- [Entries with figure data]

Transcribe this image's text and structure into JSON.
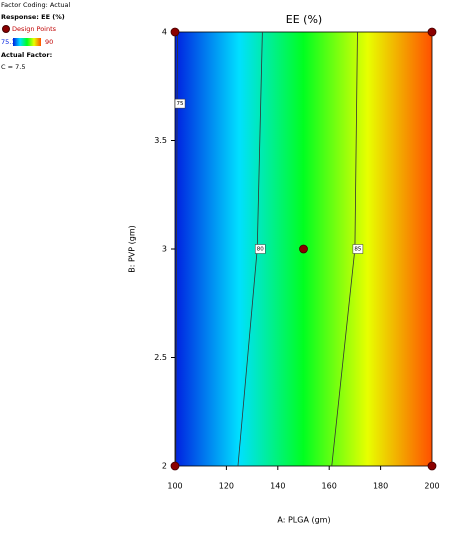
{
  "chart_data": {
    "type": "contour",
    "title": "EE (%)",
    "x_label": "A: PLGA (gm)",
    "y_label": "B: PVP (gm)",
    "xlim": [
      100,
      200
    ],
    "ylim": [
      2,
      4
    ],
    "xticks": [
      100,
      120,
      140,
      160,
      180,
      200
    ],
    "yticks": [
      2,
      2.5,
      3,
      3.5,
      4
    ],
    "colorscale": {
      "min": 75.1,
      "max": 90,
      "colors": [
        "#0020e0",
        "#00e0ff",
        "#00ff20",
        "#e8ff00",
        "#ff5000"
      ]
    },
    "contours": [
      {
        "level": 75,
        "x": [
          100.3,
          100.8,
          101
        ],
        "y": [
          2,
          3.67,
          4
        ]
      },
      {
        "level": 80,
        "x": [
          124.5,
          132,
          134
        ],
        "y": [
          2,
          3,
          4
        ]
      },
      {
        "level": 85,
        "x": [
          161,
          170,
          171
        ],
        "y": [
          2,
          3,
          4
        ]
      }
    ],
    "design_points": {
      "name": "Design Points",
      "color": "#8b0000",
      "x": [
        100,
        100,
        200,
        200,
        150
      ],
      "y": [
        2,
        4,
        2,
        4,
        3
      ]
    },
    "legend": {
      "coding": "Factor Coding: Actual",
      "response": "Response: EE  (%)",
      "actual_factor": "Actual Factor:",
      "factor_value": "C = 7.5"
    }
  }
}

--

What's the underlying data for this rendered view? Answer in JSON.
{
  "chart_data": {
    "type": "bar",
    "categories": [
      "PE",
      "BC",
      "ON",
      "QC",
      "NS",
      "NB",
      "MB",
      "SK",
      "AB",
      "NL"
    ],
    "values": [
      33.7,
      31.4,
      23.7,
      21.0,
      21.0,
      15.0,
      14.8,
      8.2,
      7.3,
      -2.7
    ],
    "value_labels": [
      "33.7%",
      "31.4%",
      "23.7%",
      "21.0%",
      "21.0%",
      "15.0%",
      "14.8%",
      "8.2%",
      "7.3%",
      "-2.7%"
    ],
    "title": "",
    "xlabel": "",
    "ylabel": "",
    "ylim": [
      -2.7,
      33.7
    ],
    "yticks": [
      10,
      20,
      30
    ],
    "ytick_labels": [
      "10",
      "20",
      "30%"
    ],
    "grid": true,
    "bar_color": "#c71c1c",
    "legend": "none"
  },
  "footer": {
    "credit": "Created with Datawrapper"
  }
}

- [EXERCISE INSTRUCTIONS]
In the entries above, identify every line with the string "JSON".

- [ANSWER TO THE EXERCISE]
Transcribe this image's text and structure into JSON.
What's the underlying data for this rendered view? Answer in JSON.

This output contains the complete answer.